SOURCE TEXT:

____

In addition, the first processor 160 may determine whether the vehicle is parked based on the condition that is achieved first among the conditions described above.

When it is determined that the electric vehicle 100 is parked, the first processor 160 confirms and collects the first movement determination signal sensed for the first time after parking and the time at which the first movement determination signal is sensed in the first memory 150 to generate the first parking management information. The first processor 160 may control the first communication unit 140 to transmit the generated first parking management information to the data collection server 200 each time the first parking management information is generated. The time at which the first movement determination signal is sensed may be used as the time at which the electric vehicle 100 is parked by the parking management server 300.

When the user moves the electric vehicle 100 before starting charging, the first processor 160 may re-determine whether the electric vehicle 100 is parked, generate new first parking management information, and then transmit the new first parking management information to the data collection server 200. An example of the user moving the electric vehicle 100 has been described with reference to FIG. 2, and the user may change the parking location of the electric vehicle 100 more than once for charging. Therefore, the electric vehicle 100 may generate new first parking management information each time new parking occurs and transmit the new first parking management information to the data collection server 200. Even when charging is complete and the electric vehicle 100 moves, the first processor 160 may generate and transmit the first parking management information.

____

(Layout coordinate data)
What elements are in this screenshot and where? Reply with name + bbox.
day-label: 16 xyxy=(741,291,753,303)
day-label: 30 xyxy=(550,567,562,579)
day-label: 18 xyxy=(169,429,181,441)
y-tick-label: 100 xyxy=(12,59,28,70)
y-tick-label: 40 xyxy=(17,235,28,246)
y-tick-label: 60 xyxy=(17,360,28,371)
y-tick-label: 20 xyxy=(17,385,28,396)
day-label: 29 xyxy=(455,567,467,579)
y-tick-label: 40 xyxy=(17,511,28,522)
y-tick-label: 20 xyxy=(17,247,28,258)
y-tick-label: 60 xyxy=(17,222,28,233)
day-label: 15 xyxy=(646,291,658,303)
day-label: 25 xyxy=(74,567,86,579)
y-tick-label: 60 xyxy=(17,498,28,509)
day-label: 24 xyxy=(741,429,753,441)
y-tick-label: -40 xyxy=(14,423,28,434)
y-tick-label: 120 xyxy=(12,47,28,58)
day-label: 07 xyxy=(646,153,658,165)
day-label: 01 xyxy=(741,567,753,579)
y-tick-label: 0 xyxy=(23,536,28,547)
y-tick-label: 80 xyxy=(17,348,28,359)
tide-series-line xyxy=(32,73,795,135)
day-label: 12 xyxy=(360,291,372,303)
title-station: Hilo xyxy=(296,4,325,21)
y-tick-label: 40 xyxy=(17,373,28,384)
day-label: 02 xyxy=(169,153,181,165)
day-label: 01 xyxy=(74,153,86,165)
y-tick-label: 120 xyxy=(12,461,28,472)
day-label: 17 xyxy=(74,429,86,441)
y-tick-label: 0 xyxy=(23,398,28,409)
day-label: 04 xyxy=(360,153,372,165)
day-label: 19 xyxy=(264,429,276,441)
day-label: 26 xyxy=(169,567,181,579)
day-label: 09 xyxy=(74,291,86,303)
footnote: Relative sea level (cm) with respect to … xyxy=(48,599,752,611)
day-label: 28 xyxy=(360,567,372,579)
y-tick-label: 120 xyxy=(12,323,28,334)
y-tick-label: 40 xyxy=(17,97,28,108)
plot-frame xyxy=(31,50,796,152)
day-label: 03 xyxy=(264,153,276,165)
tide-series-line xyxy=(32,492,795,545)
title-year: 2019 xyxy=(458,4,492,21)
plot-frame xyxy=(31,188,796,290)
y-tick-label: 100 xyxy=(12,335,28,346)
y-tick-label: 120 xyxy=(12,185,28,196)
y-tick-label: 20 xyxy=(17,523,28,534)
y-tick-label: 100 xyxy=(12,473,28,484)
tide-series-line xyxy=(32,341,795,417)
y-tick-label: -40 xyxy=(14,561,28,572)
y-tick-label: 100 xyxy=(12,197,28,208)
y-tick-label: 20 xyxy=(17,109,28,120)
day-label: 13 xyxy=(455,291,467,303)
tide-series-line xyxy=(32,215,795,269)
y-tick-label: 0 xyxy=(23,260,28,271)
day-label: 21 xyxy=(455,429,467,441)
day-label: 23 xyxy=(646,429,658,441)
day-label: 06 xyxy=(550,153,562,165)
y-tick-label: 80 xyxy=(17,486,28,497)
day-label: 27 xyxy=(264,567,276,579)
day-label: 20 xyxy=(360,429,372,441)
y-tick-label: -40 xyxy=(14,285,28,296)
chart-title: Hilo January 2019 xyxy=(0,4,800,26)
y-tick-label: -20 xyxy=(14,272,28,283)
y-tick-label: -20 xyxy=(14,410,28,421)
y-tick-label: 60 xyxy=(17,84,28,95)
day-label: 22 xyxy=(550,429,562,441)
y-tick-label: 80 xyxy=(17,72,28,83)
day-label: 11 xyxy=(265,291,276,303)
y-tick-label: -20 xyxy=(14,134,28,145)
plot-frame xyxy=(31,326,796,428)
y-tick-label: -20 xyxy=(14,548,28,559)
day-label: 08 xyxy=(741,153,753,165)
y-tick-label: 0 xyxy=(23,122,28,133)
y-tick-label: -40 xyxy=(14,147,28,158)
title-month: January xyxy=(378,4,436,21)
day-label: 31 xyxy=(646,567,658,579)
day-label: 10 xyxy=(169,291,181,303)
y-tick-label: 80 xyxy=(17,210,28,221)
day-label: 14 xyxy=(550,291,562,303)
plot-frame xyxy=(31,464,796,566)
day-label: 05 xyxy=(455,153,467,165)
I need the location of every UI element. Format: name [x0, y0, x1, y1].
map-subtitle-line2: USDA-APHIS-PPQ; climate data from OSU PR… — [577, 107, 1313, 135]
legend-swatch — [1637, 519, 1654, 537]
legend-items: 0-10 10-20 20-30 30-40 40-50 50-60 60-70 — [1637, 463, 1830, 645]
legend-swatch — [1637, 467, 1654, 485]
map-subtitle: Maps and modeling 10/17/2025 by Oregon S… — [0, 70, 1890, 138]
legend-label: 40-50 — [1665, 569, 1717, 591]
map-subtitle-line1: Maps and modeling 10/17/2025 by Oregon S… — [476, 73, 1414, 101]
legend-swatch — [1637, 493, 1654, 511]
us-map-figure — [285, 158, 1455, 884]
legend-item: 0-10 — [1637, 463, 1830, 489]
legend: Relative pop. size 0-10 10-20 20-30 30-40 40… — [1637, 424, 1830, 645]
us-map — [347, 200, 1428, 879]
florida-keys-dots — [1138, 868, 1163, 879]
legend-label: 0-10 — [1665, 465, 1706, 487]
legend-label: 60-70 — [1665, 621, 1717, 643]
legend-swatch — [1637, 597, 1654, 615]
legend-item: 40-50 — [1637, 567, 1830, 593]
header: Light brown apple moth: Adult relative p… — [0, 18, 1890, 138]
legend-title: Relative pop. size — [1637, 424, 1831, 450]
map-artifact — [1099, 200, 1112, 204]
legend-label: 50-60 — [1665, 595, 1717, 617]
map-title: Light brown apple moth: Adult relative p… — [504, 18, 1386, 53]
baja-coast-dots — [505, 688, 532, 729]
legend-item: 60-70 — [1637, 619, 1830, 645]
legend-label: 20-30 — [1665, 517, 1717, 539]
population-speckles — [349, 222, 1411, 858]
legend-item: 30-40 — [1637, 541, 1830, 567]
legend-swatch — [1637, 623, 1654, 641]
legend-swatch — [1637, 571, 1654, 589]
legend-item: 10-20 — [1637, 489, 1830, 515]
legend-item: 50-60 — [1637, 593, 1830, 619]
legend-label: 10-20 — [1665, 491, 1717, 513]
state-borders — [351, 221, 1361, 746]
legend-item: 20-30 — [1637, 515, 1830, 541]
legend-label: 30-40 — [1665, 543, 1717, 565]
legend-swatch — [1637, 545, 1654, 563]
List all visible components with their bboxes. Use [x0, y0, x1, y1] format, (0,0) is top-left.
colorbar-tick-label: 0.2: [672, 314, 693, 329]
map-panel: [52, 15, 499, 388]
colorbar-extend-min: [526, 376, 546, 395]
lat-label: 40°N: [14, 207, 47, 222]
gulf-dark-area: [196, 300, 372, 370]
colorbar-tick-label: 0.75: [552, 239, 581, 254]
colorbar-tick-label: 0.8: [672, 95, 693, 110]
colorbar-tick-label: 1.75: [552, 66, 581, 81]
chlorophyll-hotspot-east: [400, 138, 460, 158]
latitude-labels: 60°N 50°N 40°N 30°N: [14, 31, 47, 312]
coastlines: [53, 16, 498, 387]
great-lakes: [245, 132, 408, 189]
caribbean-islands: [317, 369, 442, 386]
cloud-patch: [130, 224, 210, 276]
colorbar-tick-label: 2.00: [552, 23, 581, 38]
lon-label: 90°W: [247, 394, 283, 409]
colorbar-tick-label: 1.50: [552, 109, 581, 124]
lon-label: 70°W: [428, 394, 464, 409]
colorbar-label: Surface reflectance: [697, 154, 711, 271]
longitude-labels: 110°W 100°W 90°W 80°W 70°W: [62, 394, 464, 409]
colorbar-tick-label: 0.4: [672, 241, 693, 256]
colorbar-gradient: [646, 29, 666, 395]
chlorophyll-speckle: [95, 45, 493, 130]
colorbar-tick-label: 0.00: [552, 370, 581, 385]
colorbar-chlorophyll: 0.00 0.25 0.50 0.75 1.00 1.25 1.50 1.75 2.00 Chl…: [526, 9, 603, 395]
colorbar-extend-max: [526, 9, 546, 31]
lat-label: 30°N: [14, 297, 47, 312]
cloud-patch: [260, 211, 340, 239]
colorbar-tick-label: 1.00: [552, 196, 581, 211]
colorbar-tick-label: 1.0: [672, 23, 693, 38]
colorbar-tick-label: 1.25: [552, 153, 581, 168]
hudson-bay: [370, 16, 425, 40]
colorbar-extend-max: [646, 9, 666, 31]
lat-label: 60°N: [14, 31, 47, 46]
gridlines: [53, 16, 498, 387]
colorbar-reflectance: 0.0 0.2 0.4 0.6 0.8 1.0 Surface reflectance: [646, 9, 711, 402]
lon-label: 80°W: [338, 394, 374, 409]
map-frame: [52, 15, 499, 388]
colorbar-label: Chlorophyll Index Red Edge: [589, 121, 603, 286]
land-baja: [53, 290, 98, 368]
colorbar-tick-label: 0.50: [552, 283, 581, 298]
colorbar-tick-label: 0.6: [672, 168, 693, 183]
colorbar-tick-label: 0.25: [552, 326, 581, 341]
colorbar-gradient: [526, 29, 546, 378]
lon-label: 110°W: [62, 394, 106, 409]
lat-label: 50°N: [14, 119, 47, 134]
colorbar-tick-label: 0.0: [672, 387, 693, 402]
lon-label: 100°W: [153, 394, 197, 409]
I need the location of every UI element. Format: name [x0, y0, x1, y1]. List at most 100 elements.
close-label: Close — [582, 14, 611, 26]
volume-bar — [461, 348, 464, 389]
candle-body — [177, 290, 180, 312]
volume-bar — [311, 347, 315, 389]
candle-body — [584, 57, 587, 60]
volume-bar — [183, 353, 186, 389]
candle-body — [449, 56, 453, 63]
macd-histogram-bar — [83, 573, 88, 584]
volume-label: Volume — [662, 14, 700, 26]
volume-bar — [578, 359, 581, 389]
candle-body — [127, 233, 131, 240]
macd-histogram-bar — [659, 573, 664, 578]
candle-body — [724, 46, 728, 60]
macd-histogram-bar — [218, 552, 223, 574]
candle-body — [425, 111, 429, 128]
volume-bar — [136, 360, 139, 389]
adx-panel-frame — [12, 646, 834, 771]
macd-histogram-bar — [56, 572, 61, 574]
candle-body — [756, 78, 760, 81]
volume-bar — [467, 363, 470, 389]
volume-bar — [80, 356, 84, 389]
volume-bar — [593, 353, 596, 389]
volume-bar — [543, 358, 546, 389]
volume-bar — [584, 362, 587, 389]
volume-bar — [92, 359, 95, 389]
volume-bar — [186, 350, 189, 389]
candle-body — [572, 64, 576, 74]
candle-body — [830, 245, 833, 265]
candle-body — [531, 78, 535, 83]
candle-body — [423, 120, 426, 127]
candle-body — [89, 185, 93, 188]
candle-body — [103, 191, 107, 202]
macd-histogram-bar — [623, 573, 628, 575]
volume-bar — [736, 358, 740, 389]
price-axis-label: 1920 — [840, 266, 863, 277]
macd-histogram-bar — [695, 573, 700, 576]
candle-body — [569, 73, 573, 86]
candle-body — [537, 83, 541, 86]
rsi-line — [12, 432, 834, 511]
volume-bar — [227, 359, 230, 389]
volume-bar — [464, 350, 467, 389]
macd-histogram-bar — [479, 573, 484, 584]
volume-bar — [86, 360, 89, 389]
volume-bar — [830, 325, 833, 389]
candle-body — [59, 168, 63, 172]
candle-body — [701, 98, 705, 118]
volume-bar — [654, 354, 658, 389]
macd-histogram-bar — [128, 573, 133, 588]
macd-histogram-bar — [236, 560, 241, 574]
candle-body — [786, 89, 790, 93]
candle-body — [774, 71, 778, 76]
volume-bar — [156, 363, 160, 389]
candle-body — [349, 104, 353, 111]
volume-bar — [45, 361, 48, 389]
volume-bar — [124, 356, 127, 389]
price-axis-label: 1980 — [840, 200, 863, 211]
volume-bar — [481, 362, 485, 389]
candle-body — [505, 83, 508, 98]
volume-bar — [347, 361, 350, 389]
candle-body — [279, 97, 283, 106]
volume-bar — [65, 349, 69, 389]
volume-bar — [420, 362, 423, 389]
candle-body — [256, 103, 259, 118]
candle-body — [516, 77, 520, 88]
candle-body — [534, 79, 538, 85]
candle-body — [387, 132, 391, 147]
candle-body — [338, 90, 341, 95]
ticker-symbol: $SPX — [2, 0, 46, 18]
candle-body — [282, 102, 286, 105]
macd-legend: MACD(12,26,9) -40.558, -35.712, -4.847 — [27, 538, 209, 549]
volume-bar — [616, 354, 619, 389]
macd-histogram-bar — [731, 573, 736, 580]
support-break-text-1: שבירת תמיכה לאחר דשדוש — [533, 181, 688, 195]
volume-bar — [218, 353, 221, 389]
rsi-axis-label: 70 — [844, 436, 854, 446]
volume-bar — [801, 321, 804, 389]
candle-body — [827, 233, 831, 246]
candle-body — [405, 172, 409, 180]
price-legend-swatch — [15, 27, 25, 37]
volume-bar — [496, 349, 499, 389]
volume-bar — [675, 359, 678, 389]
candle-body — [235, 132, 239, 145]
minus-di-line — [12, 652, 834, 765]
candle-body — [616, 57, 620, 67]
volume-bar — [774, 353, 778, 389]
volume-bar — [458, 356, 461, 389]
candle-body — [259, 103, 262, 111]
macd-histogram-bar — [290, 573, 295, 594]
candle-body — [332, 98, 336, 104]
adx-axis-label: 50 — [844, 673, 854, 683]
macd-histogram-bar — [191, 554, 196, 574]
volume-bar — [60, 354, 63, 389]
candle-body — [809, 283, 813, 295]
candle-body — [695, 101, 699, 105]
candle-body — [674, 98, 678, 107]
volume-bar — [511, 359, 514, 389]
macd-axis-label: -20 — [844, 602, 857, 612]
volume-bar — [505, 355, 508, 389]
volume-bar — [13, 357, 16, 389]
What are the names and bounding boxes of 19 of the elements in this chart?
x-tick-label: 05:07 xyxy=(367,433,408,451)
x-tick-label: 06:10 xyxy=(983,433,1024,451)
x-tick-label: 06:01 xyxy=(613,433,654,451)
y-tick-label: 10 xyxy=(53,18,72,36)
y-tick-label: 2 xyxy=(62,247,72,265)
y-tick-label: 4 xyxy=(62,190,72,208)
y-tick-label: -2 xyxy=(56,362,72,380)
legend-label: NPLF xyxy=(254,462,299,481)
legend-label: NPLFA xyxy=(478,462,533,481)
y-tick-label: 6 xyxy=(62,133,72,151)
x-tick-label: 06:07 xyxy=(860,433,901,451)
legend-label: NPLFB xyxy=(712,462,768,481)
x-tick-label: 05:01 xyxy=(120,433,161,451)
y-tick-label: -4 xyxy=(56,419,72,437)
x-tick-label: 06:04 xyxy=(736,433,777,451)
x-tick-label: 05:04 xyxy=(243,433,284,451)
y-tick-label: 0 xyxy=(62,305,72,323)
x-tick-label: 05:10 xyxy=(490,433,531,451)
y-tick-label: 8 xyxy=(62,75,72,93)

____

TASKS:
1 – According to the source text on electric vehicle parking, what may the parking management server use as the time the electric vehicle 100 is parked?
2 – Copy the rows without changes, beginning with the first row and stopping after the line that has "day-label: 17 xyxy=(74,429,86,441)".

ANSWERS TO THE TASKS:
1 – The time at which the first movement determination signal is sensed.

2 –
What elements are in this screenshot and where? Reply with name + bbox.
day-label: 16 xyxy=(741,291,753,303)
day-label: 30 xyxy=(550,567,562,579)
day-label: 18 xyxy=(169,429,181,441)
y-tick-label: 100 xyxy=(12,59,28,70)
y-tick-label: 40 xyxy=(17,235,28,246)
y-tick-label: 60 xyxy=(17,360,28,371)
y-tick-label: 20 xyxy=(17,385,28,396)
day-label: 29 xyxy=(455,567,467,579)
y-tick-label: 40 xyxy=(17,511,28,522)
y-tick-label: 20 xyxy=(17,247,28,258)
y-tick-label: 60 xyxy=(17,222,28,233)
day-label: 15 xyxy=(646,291,658,303)
day-label: 25 xyxy=(74,567,86,579)
y-tick-label: 60 xyxy=(17,498,28,509)
day-label: 24 xyxy=(741,429,753,441)
y-tick-label: -40 xyxy=(14,423,28,434)
y-tick-label: 120 xyxy=(12,47,28,58)
day-label: 07 xyxy=(646,153,658,165)
day-label: 01 xyxy=(741,567,753,579)
y-tick-label: 0 xyxy=(23,536,28,547)
y-tick-label: 80 xyxy=(17,348,28,359)
tide-series-line xyxy=(32,73,795,135)
day-label: 12 xyxy=(360,291,372,303)
title-station: Hilo xyxy=(296,4,325,21)
y-tick-label: 40 xyxy=(17,373,28,384)
day-label: 02 xyxy=(169,153,181,165)
day-label: 01 xyxy=(74,153,86,165)
y-tick-label: 120 xyxy=(12,461,28,472)
day-label: 17 xyxy=(74,429,86,441)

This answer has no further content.